■ Exercise brief: Output the data exactly, with every line intact.

■ Entries shown:

■ ■ ■

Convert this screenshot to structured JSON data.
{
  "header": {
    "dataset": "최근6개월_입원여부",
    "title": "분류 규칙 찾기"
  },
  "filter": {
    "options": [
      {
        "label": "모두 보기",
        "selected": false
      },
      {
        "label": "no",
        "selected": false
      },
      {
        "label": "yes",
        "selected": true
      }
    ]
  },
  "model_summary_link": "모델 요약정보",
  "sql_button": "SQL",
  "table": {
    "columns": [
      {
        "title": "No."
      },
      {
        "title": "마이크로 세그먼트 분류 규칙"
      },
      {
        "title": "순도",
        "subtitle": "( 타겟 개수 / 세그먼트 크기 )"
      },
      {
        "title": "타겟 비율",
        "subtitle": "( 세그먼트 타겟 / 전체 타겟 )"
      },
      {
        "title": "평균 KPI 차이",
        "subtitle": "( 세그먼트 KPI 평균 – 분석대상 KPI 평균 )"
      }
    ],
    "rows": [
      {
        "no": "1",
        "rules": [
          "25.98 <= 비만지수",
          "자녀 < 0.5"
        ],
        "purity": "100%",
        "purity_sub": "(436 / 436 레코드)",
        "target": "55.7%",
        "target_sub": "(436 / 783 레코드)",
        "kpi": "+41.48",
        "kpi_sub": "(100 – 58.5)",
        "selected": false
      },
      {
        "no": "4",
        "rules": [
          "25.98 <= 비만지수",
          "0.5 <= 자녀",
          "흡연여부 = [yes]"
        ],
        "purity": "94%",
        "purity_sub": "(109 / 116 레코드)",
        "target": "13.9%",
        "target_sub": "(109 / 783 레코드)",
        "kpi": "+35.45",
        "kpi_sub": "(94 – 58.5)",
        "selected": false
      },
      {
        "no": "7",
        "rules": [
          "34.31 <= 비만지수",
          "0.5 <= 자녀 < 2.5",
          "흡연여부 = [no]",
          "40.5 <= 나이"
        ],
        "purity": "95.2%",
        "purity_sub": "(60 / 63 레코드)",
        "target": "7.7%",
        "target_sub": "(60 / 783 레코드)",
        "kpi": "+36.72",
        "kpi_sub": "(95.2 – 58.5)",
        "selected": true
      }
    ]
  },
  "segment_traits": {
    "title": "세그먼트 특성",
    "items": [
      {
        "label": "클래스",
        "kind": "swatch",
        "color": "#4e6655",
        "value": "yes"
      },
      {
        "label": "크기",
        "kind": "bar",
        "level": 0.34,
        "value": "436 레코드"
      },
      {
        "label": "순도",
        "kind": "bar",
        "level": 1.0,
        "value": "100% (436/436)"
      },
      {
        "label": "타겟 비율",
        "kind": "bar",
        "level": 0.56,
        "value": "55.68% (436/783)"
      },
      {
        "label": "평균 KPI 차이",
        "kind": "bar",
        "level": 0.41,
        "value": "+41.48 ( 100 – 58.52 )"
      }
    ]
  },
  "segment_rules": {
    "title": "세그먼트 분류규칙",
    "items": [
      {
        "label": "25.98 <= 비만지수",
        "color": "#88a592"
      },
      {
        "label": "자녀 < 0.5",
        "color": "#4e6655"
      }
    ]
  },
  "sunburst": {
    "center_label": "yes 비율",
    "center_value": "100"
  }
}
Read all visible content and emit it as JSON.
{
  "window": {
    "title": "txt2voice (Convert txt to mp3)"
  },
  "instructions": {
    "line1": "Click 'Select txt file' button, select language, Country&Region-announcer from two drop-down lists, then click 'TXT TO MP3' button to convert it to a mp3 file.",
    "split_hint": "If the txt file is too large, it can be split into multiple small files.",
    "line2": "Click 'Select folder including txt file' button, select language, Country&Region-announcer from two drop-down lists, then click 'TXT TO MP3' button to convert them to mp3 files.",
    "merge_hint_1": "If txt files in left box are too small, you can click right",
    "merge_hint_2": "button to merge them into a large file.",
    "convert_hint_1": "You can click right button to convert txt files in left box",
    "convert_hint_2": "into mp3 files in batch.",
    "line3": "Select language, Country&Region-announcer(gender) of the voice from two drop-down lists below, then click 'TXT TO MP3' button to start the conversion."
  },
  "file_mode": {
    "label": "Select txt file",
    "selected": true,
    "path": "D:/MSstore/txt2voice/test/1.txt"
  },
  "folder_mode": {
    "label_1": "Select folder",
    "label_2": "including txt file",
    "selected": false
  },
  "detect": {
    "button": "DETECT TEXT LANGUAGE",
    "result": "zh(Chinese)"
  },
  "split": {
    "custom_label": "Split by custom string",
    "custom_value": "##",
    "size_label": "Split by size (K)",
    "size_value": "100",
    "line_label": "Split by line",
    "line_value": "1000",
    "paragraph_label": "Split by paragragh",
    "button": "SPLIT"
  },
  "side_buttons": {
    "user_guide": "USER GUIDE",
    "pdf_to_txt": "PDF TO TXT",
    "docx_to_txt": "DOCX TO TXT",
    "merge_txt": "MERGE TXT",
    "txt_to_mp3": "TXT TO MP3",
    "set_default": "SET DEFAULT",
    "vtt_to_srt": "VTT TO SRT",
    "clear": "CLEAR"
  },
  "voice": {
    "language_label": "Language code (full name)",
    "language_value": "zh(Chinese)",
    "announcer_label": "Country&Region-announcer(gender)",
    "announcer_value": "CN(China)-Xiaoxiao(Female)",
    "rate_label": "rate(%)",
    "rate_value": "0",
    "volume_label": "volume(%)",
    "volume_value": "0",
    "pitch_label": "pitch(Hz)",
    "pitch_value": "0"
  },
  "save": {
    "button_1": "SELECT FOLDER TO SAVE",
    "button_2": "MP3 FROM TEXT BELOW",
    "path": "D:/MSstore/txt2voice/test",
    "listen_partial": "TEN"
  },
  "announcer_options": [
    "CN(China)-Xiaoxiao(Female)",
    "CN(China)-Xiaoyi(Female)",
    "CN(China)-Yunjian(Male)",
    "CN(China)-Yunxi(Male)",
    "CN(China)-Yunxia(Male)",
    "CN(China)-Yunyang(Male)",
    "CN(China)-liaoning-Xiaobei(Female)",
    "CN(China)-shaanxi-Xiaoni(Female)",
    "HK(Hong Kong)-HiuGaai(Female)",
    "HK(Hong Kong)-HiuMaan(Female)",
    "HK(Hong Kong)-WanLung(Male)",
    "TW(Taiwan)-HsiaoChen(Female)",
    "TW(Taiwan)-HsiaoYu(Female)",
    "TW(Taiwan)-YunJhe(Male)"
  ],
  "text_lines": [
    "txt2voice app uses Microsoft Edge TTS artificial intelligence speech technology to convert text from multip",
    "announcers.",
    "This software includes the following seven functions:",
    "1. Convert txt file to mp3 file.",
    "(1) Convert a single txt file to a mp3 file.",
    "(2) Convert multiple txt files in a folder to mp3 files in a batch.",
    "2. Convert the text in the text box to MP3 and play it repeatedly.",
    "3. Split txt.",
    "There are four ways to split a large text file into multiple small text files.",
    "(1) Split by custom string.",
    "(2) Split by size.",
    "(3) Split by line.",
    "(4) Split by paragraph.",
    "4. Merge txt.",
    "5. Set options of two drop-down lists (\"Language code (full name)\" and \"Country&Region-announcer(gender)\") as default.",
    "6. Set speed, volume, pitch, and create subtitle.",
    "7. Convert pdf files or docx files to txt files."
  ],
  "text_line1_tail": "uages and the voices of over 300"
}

■ ■ ■

■ Full solution:
Convert this screenshot to structured JSON data.
{
  "header": {
    "dataset": "최근6개월_입원여부",
    "title": "분류 규칙 찾기"
  },
  "filter": {
    "options": [
      {
        "label": "모두 보기",
        "selected": false
      },
      {
        "label": "no",
        "selected": false
      },
      {
        "label": "yes",
        "selected": true
      }
    ]
  },
  "model_summary_link": "모델 요약정보",
  "sql_button": "SQL",
  "table": {
    "columns": [
      {
        "title": "No."
      },
      {
        "title": "마이크로 세그먼트 분류 규칙"
      },
      {
        "title": "순도",
        "subtitle": "( 타겟 개수 / 세그먼트 크기 )"
      },
      {
        "title": "타겟 비율",
        "subtitle": "( 세그먼트 타겟 / 전체 타겟 )"
      },
      {
        "title": "평균 KPI 차이",
        "subtitle": "( 세그먼트 KPI 평균 – 분석대상 KPI 평균 )"
      }
    ],
    "rows": [
      {
        "no": "1",
        "rules": [
          "25.98 <= 비만지수",
          "자녀 < 0.5"
        ],
        "purity": "100%",
        "purity_sub": "(436 / 436 레코드)",
        "target": "55.7%",
        "target_sub": "(436 / 783 레코드)",
        "kpi": "+41.48",
        "kpi_sub": "(100 – 58.5)",
        "selected": false
      },
      {
        "no": "4",
        "rules": [
          "25.98 <= 비만지수",
          "0.5 <= 자녀",
          "흡연여부 = [yes]"
        ],
        "purity": "94%",
        "purity_sub": "(109 / 116 레코드)",
        "target": "13.9%",
        "target_sub": "(109 / 783 레코드)",
        "kpi": "+35.45",
        "kpi_sub": "(94 – 58.5)",
        "selected": false
      },
      {
        "no": "7",
        "rules": [
          "34.31 <= 비만지수",
          "0.5 <= 자녀 < 2.5",
          "흡연여부 = [no]",
          "40.5 <= 나이"
        ],
        "purity": "95.2%",
        "purity_sub": "(60 / 63 레코드)",
        "target": "7.7%",
        "target_sub": "(60 / 783 레코드)",
        "kpi": "+36.72",
        "kpi_sub": "(95.2 – 58.5)",
        "selected": true
      }
    ]
  },
  "segment_traits": {
    "title": "세그먼트 특성",
    "items": [
      {
        "label": "클래스",
        "kind": "swatch",
        "color": "#4e6655",
        "value": "yes"
      },
      {
        "label": "크기",
        "kind": "bar",
        "level": 0.34,
        "value": "436 레코드"
      },
      {
        "label": "순도",
        "kind": "bar",
        "level": 1.0,
        "value": "100% (436/436)"
      },
      {
        "label": "타겟 비율",
        "kind": "bar",
        "level": 0.56,
        "value": "55.68% (436/783)"
      },
      {
        "label": "평균 KPI 차이",
        "kind": "bar",
        "level": 0.41,
        "value": "+41.48 ( 100 – 58.52 )"
      }
    ]
  },
  "segment_rules": {
    "title": "세그먼트 분류규칙",
    "items": [
      {
        "label": "25.98 <= 비만지수",
        "color": "#88a592"
      },
      {
        "label": "자녀 < 0.5",
        "color": "#4e6655"
      }
    ]
  },
  "sunburst": {
    "center_label": "yes 비율",
    "center_value": "100"
  }
}
Read all visible content and emit it as JSON.
{
  "window": {
    "title": "txt2voice (Convert txt to mp3)"
  },
  "instructions": {
    "line1": "Click 'Select txt file' button, select language, Country&Region-announcer from two drop-down lists, then click 'TXT TO MP3' button to convert it to a mp3 file.",
    "split_hint": "If the txt file is too large, it can be split into multiple small files.",
    "line2": "Click 'Select folder including txt file' button, select language, Country&Region-announcer from two drop-down lists, then click 'TXT TO MP3' button to convert them to mp3 files.",
    "merge_hint_1": "If txt files in left box are too small, you can click right",
    "merge_hint_2": "button to merge them into a large file.",
    "convert_hint_1": "You can click right button to convert txt files in left box",
    "convert_hint_2": "into mp3 files in batch.",
    "line3": "Select language, Country&Region-announcer(gender) of the voice from two drop-down lists below, then click 'TXT TO MP3' button to start the conversion."
  },
  "file_mode": {
    "label": "Select txt file",
    "selected": true,
    "path": "D:/MSstore/txt2voice/test/1.txt"
  },
  "folder_mode": {
    "label_1": "Select folder",
    "label_2": "including txt file",
    "selected": false
  },
  "detect": {
    "button": "DETECT TEXT LANGUAGE",
    "result": "zh(Chinese)"
  },
  "split": {
    "custom_label": "Split by custom string",
    "custom_value": "##",
    "size_label": "Split by size (K)",
    "size_value": "100",
    "line_label": "Split by line",
    "line_value": "1000",
    "paragraph_label": "Split by paragragh",
    "button": "SPLIT"
  },
  "side_buttons": {
    "user_guide": "USER GUIDE",
    "pdf_to_txt": "PDF TO TXT",
    "docx_to_txt": "DOCX TO TXT",
    "merge_txt": "MERGE TXT",
    "txt_to_mp3": "TXT TO MP3",
    "set_default": "SET DEFAULT",
    "vtt_to_srt": "VTT TO SRT",
    "clear": "CLEAR"
  },
  "voice": {
    "language_label": "Language code (full name)",
    "language_value": "zh(Chinese)",
    "announcer_label": "Country&Region-announcer(gender)",
    "announcer_value": "CN(China)-Xiaoxiao(Female)",
    "rate_label": "rate(%)",
    "rate_value": "0",
    "volume_label": "volume(%)",
    "volume_value": "0",
    "pitch_label": "pitch(Hz)",
    "pitch_value": "0"
  },
  "save": {
    "button_1": "SELECT FOLDER TO SAVE",
    "button_2": "MP3 FROM TEXT BELOW",
    "path": "D:/MSstore/txt2voice/test",
    "listen_partial": "TEN"
  },
  "announcer_options": [
    "CN(China)-Xiaoxiao(Female)",
    "CN(China)-Xiaoyi(Female)",
    "CN(China)-Yunjian(Male)",
    "CN(China)-Yunxi(Male)",
    "CN(China)-Yunxia(Male)",
    "CN(China)-Yunyang(Male)",
    "CN(China)-liaoning-Xiaobei(Female)",
    "CN(China)-shaanxi-Xiaoni(Female)",
    "HK(Hong Kong)-HiuGaai(Female)",
    "HK(Hong Kong)-HiuMaan(Female)",
    "HK(Hong Kong)-WanLung(Male)",
    "TW(Taiwan)-HsiaoChen(Female)",
    "TW(Taiwan)-HsiaoYu(Female)",
    "TW(Taiwan)-YunJhe(Male)"
  ],
  "text_lines": [
    "txt2voice app uses Microsoft Edge TTS artificial intelligence speech technology to convert text from multip",
    "announcers.",
    "This software includes the following seven functions:",
    "1. Convert txt file to mp3 file.",
    "(1) Convert a single txt file to a mp3 file.",
    "(2) Convert multiple txt files in a folder to mp3 files in a batch.",
    "2. Convert the text in the text box to MP3 and play it repeatedly.",
    "3. Split txt.",
    "There are four ways to split a large text file into multiple small text files.",
    "(1) Split by custom string.",
    "(2) Split by size.",
    "(3) Split by line.",
    "(4) Split by paragraph.",
    "4. Merge txt.",
    "5. Set options of two drop-down lists (\"Language code (full name)\" and \"Country&Region-announcer(gender)\") as default.",
    "6. Set speed, volume, pitch, and create subtitle.",
    "7. Convert pdf files or docx files to txt files."
  ],
  "text_line1_tail": "uages and the voices of over 300"
}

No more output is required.